## Exercise goal
Restate, word for word, every line of the data.

[Dataset listings of figures]
________________________________________
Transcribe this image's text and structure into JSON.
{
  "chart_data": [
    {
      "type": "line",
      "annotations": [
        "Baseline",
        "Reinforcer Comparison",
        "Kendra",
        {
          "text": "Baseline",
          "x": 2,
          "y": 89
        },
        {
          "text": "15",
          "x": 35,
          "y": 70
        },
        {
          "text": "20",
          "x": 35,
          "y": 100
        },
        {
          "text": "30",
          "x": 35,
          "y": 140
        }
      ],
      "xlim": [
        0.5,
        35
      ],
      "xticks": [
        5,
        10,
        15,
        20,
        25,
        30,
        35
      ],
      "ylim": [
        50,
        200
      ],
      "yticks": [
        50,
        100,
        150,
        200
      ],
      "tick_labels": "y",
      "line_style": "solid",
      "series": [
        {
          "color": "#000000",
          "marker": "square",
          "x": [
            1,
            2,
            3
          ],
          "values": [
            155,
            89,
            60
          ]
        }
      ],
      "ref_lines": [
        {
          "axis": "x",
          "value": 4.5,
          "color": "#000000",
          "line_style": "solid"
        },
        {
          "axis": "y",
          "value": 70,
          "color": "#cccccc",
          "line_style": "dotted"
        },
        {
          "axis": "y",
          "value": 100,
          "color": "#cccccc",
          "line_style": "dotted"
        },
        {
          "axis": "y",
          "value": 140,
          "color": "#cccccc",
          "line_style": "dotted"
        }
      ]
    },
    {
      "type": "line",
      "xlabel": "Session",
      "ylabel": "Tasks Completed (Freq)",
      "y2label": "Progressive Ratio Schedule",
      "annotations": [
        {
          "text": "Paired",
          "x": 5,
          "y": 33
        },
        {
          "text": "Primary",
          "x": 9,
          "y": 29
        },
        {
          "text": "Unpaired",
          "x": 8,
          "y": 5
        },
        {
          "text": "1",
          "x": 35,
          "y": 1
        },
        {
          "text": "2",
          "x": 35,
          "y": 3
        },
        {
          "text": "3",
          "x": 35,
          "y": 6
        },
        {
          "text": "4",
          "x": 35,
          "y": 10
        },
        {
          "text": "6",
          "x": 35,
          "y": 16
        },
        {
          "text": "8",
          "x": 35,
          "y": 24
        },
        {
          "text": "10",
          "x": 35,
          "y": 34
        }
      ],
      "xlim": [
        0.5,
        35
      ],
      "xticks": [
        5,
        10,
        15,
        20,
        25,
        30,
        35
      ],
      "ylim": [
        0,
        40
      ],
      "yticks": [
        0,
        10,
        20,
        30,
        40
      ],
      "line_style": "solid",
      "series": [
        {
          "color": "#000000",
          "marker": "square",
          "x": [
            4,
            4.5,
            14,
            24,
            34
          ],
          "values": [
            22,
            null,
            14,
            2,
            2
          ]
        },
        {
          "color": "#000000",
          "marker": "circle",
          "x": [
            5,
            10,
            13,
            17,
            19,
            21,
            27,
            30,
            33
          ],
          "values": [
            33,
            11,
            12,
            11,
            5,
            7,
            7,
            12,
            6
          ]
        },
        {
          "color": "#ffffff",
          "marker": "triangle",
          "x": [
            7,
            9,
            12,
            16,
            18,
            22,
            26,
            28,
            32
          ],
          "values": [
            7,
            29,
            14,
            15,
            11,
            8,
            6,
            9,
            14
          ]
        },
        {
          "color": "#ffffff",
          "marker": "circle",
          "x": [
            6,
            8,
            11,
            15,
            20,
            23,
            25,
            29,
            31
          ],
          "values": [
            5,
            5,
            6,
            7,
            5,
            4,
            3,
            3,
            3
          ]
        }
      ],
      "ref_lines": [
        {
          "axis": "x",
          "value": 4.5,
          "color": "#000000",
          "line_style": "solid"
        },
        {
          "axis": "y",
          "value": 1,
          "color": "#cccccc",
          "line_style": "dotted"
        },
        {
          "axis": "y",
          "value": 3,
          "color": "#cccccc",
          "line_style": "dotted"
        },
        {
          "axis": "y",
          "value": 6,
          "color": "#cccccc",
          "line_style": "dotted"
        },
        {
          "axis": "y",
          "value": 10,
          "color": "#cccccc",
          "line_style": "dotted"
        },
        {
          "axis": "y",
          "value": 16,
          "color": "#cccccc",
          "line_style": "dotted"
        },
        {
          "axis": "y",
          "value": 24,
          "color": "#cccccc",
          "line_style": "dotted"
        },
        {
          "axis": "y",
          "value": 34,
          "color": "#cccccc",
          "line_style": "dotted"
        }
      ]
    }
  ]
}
________________________________________
## Final answer
Transcribe this image's text and structure into JSON.
{
  "chart_data": [
    {
      "type": "line",
      "annotations": [
        "Baseline",
        "Reinforcer Comparison",
        "Kendra",
        {
          "text": "Baseline",
          "x": 2,
          "y": 89
        },
        {
          "text": "15",
          "x": 35,
          "y": 70
        },
        {
          "text": "20",
          "x": 35,
          "y": 100
        },
        {
          "text": "30",
          "x": 35,
          "y": 140
        }
      ],
      "xlim": [
        0.5,
        35
      ],
      "xticks": [
        5,
        10,
        15,
        20,
        25,
        30,
        35
      ],
      "ylim": [
        50,
        200
      ],
      "yticks": [
        50,
        100,
        150,
        200
      ],
      "tick_labels": "y",
      "line_style": "solid",
      "series": [
        {
          "color": "#000000",
          "marker": "square",
          "x": [
            1,
            2,
            3
          ],
          "values": [
            155,
            89,
            60
          ]
        }
      ],
      "ref_lines": [
        {
          "axis": "x",
          "value": 4.5,
          "color": "#000000",
          "line_style": "solid"
        },
        {
          "axis": "y",
          "value": 70,
          "color": "#cccccc",
          "line_style": "dotted"
        },
        {
          "axis": "y",
          "value": 100,
          "color": "#cccccc",
          "line_style": "dotted"
        },
        {
          "axis": "y",
          "value": 140,
          "color": "#cccccc",
          "line_style": "dotted"
        }
      ]
    },
    {
      "type": "line",
      "xlabel": "Session",
      "ylabel": "Tasks Completed (Freq)",
      "y2label": "Progressive Ratio Schedule",
      "annotations": [
        {
          "text": "Paired",
          "x": 5,
          "y": 33
        },
        {
          "text": "Primary",
          "x": 9,
          "y": 29
        },
        {
          "text": "Unpaired",
          "x": 8,
          "y": 5
        },
        {
          "text": "1",
          "x": 35,
          "y": 1
        },
        {
          "text": "2",
          "x": 35,
          "y": 3
        },
        {
          "text": "3",
          "x": 35,
          "y": 6
        },
        {
          "text": "4",
          "x": 35,
          "y": 10
        },
        {
          "text": "6",
          "x": 35,
          "y": 16
        },
        {
          "text": "8",
          "x": 35,
          "y": 24
        },
        {
          "text": "10",
          "x": 35,
          "y": 34
        }
      ],
      "xlim": [
        0.5,
        35
      ],
      "xticks": [
        5,
        10,
        15,
        20,
        25,
        30,
        35
      ],
      "ylim": [
        0,
        40
      ],
      "yticks": [
        0,
        10,
        20,
        30,
        40
      ],
      "line_style": "solid",
      "series": [
        {
          "color": "#000000",
          "marker": "square",
          "x": [
            4,
            4.5,
            14,
            24,
            34
          ],
          "values": [
            22,
            null,
            14,
            2,
            2
          ]
        },
        {
          "color": "#000000",
          "marker": "circle",
          "x": [
            5,
            10,
            13,
            17,
            19,
            21,
            27,
            30,
            33
          ],
          "values": [
            33,
            11,
            12,
            11,
            5,
            7,
            7,
            12,
            6
          ]
        },
        {
          "color": "#ffffff",
          "marker": "triangle",
          "x": [
            7,
            9,
            12,
            16,
            18,
            22,
            26,
            28,
            32
          ],
          "values": [
            7,
            29,
            14,
            15,
            11,
            8,
            6,
            9,
            14
          ]
        },
        {
          "color": "#ffffff",
          "marker": "circle",
          "x": [
            6,
            8,
            11,
            15,
            20,
            23,
            25,
            29,
            31
          ],
          "values": [
            5,
            5,
            6,
            7,
            5,
            4,
            3,
            3,
            3
          ]
        }
      ],
      "ref_lines": [
        {
          "axis": "x",
          "value": 4.5,
          "color": "#000000",
          "line_style": "solid"
        },
        {
          "axis": "y",
          "value": 1,
          "color": "#cccccc",
          "line_style": "dotted"
        },
        {
          "axis": "y",
          "value": 3,
          "color": "#cccccc",
          "line_style": "dotted"
        },
        {
          "axis": "y",
          "value": 6,
          "color": "#cccccc",
          "line_style": "dotted"
        },
        {
          "axis": "y",
          "value": 10,
          "color": "#cccccc",
          "line_style": "dotted"
        },
        {
          "axis": "y",
          "value": 16,
          "color": "#cccccc",
          "line_style": "dotted"
        },
        {
          "axis": "y",
          "value": 24,
          "color": "#cccccc",
          "line_style": "dotted"
        },
        {
          "axis": "y",
          "value": 34,
          "color": "#cccccc",
          "line_style": "dotted"
        }
      ]
    }
  ]
}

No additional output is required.